**Written exercise**
Print the records again, character for character.

[BEGIN Entries]

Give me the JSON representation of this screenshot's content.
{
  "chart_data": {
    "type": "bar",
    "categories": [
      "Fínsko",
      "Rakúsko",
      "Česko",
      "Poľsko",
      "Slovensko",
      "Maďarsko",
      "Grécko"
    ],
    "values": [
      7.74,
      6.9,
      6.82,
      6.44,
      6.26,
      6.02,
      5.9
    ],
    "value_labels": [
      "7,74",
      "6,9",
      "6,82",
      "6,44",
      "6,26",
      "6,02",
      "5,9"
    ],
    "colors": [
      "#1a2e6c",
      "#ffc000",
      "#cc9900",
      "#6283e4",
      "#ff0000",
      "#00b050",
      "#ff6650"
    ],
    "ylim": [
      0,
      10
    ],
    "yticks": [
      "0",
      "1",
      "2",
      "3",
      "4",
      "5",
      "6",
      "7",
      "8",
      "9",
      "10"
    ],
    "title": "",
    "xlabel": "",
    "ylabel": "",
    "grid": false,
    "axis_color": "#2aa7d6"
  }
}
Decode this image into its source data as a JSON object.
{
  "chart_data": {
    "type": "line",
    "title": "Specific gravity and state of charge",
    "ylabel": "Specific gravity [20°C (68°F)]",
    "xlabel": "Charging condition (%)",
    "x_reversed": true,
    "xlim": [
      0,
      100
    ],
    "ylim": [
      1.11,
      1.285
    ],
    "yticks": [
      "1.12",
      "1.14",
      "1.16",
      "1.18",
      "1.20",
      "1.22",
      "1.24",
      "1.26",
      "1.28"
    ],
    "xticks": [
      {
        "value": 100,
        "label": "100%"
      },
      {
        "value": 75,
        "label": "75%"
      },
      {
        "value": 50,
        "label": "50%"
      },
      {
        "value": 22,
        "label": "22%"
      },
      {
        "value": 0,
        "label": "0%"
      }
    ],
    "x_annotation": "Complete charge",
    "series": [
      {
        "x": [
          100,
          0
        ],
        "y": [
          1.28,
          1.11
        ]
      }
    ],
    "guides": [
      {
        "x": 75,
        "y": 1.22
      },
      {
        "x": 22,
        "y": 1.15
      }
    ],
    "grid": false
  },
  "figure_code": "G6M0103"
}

[END Entries]

**Answer to this problem**
Give me the JSON representation of this screenshot's content.
{
  "chart_data": {
    "type": "bar",
    "categories": [
      "Fínsko",
      "Rakúsko",
      "Česko",
      "Poľsko",
      "Slovensko",
      "Maďarsko",
      "Grécko"
    ],
    "values": [
      7.74,
      6.9,
      6.82,
      6.44,
      6.26,
      6.02,
      5.9
    ],
    "value_labels": [
      "7,74",
      "6,9",
      "6,82",
      "6,44",
      "6,26",
      "6,02",
      "5,9"
    ],
    "colors": [
      "#1a2e6c",
      "#ffc000",
      "#cc9900",
      "#6283e4",
      "#ff0000",
      "#00b050",
      "#ff6650"
    ],
    "ylim": [
      0,
      10
    ],
    "yticks": [
      "0",
      "1",
      "2",
      "3",
      "4",
      "5",
      "6",
      "7",
      "8",
      "9",
      "10"
    ],
    "title": "",
    "xlabel": "",
    "ylabel": "",
    "grid": false,
    "axis_color": "#2aa7d6"
  }
}
Decode this image into its source data as a JSON object.
{
  "chart_data": {
    "type": "line",
    "title": "Specific gravity and state of charge",
    "ylabel": "Specific gravity [20°C (68°F)]",
    "xlabel": "Charging condition (%)",
    "x_reversed": true,
    "xlim": [
      0,
      100
    ],
    "ylim": [
      1.11,
      1.285
    ],
    "yticks": [
      "1.12",
      "1.14",
      "1.16",
      "1.18",
      "1.20",
      "1.22",
      "1.24",
      "1.26",
      "1.28"
    ],
    "xticks": [
      {
        "value": 100,
        "label": "100%"
      },
      {
        "value": 75,
        "label": "75%"
      },
      {
        "value": 50,
        "label": "50%"
      },
      {
        "value": 22,
        "label": "22%"
      },
      {
        "value": 0,
        "label": "0%"
      }
    ],
    "x_annotation": "Complete charge",
    "series": [
      {
        "x": [
          100,
          0
        ],
        "y": [
          1.28,
          1.11
        ]
      }
    ],
    "guides": [
      {
        "x": 75,
        "y": 1.22
      },
      {
        "x": 22,
        "y": 1.15
      }
    ],
    "grid": false
  },
  "figure_code": "G6M0103"
}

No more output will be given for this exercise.